Problem statement.
Copy every entry exactly.

Stored data.

• • • •

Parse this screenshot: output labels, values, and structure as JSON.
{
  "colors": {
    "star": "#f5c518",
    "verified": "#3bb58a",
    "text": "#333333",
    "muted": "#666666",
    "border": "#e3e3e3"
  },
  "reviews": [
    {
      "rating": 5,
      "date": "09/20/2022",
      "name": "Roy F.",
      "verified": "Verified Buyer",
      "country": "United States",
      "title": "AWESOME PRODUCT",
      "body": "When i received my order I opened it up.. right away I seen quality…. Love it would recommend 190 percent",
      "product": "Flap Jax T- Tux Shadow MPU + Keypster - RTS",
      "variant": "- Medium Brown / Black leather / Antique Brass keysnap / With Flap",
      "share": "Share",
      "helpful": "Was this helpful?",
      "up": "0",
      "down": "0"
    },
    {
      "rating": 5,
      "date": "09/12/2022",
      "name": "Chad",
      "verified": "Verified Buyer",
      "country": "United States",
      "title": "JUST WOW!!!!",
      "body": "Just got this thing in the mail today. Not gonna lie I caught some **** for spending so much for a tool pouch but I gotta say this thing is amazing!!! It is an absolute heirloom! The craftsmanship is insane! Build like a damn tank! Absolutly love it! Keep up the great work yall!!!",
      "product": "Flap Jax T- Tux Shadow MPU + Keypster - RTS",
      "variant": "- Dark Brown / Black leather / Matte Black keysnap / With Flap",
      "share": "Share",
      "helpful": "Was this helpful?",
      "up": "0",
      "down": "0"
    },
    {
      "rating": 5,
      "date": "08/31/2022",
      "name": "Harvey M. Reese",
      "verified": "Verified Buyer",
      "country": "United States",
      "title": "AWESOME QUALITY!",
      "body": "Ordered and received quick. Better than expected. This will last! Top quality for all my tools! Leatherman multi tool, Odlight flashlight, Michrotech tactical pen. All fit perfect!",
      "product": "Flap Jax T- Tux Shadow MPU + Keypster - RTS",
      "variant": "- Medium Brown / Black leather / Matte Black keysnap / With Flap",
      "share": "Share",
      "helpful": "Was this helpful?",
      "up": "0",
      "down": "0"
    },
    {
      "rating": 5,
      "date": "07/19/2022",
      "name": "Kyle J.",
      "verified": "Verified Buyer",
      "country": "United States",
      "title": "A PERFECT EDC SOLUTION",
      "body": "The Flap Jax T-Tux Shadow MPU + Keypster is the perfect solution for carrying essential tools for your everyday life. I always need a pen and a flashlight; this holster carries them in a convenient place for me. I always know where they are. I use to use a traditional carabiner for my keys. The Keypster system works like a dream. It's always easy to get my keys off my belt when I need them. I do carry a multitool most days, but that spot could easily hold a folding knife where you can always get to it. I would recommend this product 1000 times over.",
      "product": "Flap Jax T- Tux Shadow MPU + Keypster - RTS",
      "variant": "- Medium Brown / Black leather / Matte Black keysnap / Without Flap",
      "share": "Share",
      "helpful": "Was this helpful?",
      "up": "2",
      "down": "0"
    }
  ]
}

• • • •

Result for this exercise.
Parse this screenshot: output labels, values, and structure as JSON.
{
  "colors": {
    "star": "#f5c518",
    "verified": "#3bb58a",
    "text": "#333333",
    "muted": "#666666",
    "border": "#e3e3e3"
  },
  "reviews": [
    {
      "rating": 5,
      "date": "09/20/2022",
      "name": "Roy F.",
      "verified": "Verified Buyer",
      "country": "United States",
      "title": "AWESOME PRODUCT",
      "body": "When i received my order I opened it up.. right away I seen quality…. Love it would recommend 190 percent",
      "product": "Flap Jax T- Tux Shadow MPU + Keypster - RTS",
      "variant": "- Medium Brown / Black leather / Antique Brass keysnap / With Flap",
      "share": "Share",
      "helpful": "Was this helpful?",
      "up": "0",
      "down": "0"
    },
    {
      "rating": 5,
      "date": "09/12/2022",
      "name": "Chad",
      "verified": "Verified Buyer",
      "country": "United States",
      "title": "JUST WOW!!!!",
      "body": "Just got this thing in the mail today. Not gonna lie I caught some **** for spending so much for a tool pouch but I gotta say this thing is amazing!!! It is an absolute heirloom! The craftsmanship is insane! Build like a damn tank! Absolutly love it! Keep up the great work yall!!!",
      "product": "Flap Jax T- Tux Shadow MPU + Keypster - RTS",
      "variant": "- Dark Brown / Black leather / Matte Black keysnap / With Flap",
      "share": "Share",
      "helpful": "Was this helpful?",
      "up": "0",
      "down": "0"
    },
    {
      "rating": 5,
      "date": "08/31/2022",
      "name": "Harvey M. Reese",
      "verified": "Verified Buyer",
      "country": "United States",
      "title": "AWESOME QUALITY!",
      "body": "Ordered and received quick. Better than expected. This will last! Top quality for all my tools! Leatherman multi tool, Odlight flashlight, Michrotech tactical pen. All fit perfect!",
      "product": "Flap Jax T- Tux Shadow MPU + Keypster - RTS",
      "variant": "- Medium Brown / Black leather / Matte Black keysnap / With Flap",
      "share": "Share",
      "helpful": "Was this helpful?",
      "up": "0",
      "down": "0"
    },
    {
      "rating": 5,
      "date": "07/19/2022",
      "name": "Kyle J.",
      "verified": "Verified Buyer",
      "country": "United States",
      "title": "A PERFECT EDC SOLUTION",
      "body": "The Flap Jax T-Tux Shadow MPU + Keypster is the perfect solution for carrying essential tools for your everyday life. I always need a pen and a flashlight; this holster carries them in a convenient place for me. I always know where they are. I use to use a traditional carabiner for my keys. The Keypster system works like a dream. It's always easy to get my keys off my belt when I need them. I do carry a multitool most days, but that spot could easily hold a folding knife where you can always get to it. I would recommend this product 1000 times over.",
      "product": "Flap Jax T- Tux Shadow MPU + Keypster - RTS",
      "variant": "- Medium Brown / Black leather / Matte Black keysnap / Without Flap",
      "share": "Share",
      "helpful": "Was this helpful?",
      "up": "2",
      "down": "0"
    }
  ]
}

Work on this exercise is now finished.